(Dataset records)
=====
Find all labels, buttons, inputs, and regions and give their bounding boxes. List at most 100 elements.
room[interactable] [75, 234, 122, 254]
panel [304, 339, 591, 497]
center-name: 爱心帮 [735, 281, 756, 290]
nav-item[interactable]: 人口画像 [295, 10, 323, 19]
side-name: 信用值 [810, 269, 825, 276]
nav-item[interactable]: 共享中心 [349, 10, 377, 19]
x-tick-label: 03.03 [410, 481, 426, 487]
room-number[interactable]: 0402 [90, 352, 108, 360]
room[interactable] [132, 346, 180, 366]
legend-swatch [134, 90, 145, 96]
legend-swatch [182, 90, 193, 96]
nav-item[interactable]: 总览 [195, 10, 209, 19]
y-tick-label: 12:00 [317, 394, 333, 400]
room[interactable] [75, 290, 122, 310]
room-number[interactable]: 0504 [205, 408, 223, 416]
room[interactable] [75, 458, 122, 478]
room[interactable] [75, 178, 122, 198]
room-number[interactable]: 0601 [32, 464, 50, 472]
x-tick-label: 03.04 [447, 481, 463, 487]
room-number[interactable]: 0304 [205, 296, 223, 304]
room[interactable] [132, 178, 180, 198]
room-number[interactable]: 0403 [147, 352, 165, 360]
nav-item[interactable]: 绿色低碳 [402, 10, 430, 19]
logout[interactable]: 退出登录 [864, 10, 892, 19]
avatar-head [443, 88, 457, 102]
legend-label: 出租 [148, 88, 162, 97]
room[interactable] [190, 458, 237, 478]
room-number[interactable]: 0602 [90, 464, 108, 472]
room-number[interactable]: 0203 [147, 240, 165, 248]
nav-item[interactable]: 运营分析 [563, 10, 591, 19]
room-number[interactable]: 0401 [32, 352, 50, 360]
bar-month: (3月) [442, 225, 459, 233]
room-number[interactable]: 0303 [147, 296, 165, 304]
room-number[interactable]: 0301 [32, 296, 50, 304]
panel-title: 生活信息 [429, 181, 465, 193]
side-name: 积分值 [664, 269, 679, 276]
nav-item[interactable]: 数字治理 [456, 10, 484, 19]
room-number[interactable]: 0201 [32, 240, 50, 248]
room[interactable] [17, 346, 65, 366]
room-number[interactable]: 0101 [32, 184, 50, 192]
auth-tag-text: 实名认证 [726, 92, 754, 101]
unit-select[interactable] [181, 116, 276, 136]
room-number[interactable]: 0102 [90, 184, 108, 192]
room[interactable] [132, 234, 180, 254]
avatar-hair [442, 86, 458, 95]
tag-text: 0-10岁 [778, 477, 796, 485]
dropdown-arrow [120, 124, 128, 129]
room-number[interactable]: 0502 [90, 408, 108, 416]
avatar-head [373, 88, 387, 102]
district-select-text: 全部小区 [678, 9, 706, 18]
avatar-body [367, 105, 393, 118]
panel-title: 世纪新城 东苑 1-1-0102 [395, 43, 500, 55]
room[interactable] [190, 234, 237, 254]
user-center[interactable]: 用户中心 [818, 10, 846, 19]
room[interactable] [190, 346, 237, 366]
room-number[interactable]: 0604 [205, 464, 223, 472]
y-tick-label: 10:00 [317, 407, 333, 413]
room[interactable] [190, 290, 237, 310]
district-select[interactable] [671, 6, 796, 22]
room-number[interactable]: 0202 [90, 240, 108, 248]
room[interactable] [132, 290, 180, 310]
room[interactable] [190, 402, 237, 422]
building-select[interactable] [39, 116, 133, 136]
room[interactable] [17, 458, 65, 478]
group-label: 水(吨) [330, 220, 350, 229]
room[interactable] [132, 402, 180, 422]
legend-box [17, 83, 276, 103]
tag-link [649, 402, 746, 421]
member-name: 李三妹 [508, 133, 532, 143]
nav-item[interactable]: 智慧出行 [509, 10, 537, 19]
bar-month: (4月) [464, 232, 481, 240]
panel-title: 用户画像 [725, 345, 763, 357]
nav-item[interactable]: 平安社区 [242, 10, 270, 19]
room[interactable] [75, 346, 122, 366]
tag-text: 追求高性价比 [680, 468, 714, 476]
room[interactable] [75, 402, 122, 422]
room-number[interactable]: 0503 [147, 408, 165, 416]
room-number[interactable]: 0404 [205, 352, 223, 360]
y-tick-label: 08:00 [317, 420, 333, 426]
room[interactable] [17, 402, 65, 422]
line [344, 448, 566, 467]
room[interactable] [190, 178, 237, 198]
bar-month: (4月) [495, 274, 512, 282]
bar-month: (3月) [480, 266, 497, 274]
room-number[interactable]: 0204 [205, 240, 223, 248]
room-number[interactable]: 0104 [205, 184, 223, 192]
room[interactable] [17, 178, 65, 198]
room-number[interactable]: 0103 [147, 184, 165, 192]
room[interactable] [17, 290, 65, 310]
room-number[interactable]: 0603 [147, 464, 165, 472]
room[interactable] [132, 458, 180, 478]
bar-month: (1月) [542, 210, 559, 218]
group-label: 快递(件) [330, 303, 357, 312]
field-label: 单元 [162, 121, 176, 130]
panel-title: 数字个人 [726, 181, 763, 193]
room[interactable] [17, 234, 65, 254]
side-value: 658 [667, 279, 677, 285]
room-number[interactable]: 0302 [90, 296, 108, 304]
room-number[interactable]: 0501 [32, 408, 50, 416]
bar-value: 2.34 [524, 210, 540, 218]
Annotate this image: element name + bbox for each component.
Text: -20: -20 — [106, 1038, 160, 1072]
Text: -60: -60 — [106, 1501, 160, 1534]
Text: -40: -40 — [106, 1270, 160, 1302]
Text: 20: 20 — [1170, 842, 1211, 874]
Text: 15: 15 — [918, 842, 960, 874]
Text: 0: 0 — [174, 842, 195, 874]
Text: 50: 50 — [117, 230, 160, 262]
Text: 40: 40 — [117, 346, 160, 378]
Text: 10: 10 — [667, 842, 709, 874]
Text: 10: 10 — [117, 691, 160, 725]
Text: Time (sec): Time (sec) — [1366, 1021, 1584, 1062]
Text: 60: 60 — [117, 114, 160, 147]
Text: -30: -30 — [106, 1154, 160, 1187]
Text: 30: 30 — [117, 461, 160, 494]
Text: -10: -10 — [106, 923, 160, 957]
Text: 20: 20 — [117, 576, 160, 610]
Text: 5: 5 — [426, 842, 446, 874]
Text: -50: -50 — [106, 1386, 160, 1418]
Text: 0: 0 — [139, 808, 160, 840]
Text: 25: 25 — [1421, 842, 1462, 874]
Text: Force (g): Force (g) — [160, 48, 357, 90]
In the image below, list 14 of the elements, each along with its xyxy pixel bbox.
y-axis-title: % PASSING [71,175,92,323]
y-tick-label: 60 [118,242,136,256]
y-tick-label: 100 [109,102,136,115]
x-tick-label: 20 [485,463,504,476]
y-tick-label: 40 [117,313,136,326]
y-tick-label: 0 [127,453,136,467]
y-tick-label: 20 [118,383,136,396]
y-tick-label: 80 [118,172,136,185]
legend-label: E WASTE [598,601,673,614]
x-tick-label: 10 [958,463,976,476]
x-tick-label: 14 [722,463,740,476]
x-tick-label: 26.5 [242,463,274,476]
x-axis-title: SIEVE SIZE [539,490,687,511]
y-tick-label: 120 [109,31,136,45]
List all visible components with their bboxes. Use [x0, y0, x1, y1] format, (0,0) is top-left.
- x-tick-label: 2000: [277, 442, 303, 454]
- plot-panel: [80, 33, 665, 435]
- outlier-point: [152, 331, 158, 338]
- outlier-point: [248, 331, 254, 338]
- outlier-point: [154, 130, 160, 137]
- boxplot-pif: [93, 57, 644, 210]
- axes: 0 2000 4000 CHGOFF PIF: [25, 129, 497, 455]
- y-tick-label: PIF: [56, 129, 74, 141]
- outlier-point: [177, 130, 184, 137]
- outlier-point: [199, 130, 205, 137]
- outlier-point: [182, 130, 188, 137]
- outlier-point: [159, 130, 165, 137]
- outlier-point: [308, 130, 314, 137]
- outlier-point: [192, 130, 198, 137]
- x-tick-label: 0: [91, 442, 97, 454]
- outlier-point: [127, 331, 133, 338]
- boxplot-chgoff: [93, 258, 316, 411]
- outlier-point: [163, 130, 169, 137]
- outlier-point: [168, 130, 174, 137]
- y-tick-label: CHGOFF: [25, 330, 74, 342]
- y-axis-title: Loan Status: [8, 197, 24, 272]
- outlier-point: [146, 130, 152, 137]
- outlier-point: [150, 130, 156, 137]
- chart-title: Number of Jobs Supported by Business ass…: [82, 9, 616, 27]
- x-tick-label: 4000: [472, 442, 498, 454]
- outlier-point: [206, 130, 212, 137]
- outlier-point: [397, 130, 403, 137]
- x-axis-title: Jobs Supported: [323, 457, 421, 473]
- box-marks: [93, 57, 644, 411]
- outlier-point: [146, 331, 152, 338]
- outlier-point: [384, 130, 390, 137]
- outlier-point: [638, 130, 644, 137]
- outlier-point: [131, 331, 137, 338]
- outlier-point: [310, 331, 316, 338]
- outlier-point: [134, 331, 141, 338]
=====
# WHAT YOU ARE ASKED TO DO
Return the rows without any change, from the first line of the rows through the line that contains "room-number[interactable]: 0504 [205, 408, 223, 416]", including both of those lines.

# SOLUTION
Find all labels, buttons, inputs, and regions and give their bounding boxes. List at most 100 elements.
room[interactable] [75, 234, 122, 254]
panel [304, 339, 591, 497]
center-name: 爱心帮 [735, 281, 756, 290]
nav-item[interactable]: 人口画像 [295, 10, 323, 19]
side-name: 信用值 [810, 269, 825, 276]
nav-item[interactable]: 共享中心 [349, 10, 377, 19]
x-tick-label: 03.03 [410, 481, 426, 487]
room-number[interactable]: 0402 [90, 352, 108, 360]
room[interactable] [132, 346, 180, 366]
legend-swatch [134, 90, 145, 96]
legend-swatch [182, 90, 193, 96]
nav-item[interactable]: 总览 [195, 10, 209, 19]
y-tick-label: 12:00 [317, 394, 333, 400]
room[interactable] [75, 290, 122, 310]
room-number[interactable]: 0504 [205, 408, 223, 416]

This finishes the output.